→ **Exercise requirements**
Find the word "Campaign" in the material below and gather every line that contains it.
━━━━━ Supplied records
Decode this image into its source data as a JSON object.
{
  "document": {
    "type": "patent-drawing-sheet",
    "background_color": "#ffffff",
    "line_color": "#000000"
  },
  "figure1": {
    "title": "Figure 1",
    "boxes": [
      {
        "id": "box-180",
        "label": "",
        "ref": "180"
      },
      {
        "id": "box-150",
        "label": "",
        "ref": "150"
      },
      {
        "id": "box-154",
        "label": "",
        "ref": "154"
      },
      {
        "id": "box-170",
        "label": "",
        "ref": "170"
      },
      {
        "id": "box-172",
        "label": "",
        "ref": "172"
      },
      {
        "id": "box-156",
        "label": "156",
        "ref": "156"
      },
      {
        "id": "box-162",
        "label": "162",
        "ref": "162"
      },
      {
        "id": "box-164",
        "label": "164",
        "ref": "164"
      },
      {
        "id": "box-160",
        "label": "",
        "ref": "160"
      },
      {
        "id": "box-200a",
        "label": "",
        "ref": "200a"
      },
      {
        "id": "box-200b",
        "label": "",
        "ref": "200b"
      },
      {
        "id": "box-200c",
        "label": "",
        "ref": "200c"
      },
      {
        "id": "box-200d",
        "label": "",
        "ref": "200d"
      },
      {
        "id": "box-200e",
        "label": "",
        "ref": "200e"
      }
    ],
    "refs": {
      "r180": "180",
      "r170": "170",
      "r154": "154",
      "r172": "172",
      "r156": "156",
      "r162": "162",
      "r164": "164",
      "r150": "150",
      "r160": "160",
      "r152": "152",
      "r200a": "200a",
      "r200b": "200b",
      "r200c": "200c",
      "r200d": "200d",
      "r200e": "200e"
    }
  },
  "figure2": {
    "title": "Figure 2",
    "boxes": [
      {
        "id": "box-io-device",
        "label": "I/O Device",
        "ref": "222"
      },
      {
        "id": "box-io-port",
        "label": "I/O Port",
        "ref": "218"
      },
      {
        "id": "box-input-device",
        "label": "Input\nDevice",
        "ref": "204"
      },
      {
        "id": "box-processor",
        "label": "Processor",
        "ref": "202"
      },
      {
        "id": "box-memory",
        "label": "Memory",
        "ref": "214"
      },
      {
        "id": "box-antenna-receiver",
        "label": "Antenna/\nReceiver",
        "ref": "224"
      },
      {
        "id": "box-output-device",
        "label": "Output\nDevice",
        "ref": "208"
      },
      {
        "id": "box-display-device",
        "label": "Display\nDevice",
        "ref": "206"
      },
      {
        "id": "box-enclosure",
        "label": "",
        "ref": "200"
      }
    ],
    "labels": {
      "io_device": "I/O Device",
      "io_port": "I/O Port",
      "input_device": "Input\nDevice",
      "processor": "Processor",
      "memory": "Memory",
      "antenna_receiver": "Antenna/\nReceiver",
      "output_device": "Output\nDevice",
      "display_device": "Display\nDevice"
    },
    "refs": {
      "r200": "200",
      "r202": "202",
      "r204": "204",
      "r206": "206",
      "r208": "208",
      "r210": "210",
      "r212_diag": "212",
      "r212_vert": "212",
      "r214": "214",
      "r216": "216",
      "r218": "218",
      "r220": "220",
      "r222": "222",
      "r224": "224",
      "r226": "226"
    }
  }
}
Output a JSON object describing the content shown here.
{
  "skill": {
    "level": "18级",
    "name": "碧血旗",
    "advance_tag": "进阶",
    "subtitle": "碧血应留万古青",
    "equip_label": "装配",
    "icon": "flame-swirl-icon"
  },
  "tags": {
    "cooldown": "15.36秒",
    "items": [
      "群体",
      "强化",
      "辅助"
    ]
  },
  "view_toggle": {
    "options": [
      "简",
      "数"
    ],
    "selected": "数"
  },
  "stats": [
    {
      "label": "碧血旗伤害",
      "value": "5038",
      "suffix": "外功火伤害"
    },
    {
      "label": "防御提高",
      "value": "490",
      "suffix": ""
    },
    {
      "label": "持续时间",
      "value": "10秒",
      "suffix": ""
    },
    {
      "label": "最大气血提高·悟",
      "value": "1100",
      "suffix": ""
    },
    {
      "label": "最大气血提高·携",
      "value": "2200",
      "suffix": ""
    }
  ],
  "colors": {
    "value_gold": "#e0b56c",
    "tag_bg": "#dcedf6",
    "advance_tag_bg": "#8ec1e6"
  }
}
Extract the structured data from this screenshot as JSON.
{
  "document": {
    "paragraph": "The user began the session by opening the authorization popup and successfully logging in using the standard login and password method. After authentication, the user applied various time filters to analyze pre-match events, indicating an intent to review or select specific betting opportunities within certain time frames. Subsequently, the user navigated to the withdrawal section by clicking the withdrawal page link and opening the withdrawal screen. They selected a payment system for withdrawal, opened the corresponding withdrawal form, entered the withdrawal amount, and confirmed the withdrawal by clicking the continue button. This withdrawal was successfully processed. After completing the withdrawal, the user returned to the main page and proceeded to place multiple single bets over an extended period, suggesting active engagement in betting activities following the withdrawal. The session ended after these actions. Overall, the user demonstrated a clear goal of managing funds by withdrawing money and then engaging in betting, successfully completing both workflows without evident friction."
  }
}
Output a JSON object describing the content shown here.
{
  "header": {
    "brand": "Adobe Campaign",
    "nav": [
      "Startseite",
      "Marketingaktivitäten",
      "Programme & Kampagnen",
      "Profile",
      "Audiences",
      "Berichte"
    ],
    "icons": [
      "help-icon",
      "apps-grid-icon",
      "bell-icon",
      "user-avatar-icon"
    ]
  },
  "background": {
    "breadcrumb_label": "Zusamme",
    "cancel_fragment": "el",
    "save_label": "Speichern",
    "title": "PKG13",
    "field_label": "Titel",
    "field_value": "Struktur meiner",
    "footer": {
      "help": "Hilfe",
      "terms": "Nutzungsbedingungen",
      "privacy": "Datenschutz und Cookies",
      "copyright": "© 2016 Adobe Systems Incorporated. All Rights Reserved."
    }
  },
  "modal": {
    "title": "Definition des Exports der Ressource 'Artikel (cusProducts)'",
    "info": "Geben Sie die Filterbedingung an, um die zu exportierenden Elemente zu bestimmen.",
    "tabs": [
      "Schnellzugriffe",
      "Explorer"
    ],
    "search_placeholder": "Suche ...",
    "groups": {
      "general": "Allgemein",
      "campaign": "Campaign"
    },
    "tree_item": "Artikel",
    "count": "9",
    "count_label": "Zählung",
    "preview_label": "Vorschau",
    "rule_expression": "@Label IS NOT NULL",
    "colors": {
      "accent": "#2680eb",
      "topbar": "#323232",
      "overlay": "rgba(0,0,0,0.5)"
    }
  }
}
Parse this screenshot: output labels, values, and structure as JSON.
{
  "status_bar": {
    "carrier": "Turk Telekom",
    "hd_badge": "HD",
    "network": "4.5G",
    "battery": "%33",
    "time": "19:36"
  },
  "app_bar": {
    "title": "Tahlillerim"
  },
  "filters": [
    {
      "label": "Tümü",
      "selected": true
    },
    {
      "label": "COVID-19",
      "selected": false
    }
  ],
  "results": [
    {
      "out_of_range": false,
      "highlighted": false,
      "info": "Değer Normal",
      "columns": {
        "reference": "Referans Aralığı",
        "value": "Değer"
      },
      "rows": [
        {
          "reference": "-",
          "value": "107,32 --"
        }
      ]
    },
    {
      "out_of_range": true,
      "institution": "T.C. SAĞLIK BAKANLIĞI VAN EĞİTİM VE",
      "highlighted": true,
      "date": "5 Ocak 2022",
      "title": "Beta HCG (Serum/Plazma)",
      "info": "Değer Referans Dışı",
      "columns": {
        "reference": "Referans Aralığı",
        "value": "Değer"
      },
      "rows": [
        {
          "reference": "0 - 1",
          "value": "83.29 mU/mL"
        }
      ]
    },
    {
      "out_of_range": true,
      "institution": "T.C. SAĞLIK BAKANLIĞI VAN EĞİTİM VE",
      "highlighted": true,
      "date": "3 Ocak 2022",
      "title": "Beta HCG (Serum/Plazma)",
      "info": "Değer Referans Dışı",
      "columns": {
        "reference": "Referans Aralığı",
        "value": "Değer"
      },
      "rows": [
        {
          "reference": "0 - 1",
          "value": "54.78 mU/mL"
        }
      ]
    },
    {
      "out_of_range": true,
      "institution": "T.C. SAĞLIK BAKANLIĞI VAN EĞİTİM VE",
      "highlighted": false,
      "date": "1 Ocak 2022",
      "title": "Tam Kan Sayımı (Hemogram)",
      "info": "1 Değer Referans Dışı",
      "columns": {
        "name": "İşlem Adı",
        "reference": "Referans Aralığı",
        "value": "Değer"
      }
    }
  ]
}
━━━━━━━━━━
→ **Written solution**
    "brand": "Adobe Campaign",
      "campaign": "Campaign"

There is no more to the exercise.